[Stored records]
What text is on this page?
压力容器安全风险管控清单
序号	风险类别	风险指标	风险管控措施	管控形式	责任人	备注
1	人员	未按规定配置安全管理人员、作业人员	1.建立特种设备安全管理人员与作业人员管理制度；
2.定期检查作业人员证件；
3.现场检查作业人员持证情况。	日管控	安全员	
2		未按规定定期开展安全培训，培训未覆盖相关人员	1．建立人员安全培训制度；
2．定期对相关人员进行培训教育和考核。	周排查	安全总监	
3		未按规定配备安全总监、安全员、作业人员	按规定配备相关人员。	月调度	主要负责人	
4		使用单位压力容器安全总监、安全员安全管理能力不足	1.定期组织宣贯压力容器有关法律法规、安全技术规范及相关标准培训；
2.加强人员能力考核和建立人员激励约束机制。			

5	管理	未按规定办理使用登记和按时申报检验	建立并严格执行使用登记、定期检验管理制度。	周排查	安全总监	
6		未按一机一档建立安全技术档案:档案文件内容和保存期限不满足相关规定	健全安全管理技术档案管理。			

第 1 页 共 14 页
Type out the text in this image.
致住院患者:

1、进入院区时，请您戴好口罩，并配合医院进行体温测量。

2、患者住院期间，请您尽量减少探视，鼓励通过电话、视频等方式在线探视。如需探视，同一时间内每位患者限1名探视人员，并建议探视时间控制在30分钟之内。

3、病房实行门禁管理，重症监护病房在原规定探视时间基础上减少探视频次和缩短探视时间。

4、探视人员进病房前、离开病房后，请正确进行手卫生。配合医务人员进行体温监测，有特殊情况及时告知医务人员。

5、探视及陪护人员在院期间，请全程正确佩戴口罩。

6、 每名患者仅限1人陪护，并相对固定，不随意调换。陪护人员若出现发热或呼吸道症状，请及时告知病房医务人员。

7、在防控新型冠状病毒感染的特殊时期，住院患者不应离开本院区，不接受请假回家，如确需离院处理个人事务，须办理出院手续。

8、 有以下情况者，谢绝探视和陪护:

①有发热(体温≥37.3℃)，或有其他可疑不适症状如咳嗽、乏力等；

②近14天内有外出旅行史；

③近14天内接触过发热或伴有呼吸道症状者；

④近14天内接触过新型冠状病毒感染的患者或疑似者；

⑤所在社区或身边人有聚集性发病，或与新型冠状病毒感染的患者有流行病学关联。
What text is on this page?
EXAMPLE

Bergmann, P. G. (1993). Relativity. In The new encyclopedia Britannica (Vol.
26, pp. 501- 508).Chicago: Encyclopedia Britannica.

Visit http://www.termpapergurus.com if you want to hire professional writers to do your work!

Directions for this task →
Pick out all lines containing the string "Britannica".

Expected output →
Bergmann, P. G. (1993). Relativity. In The new encyclopedia Britannica (Vol.
26, pp. 501- 508).Chicago: Encyclopedia Britannica.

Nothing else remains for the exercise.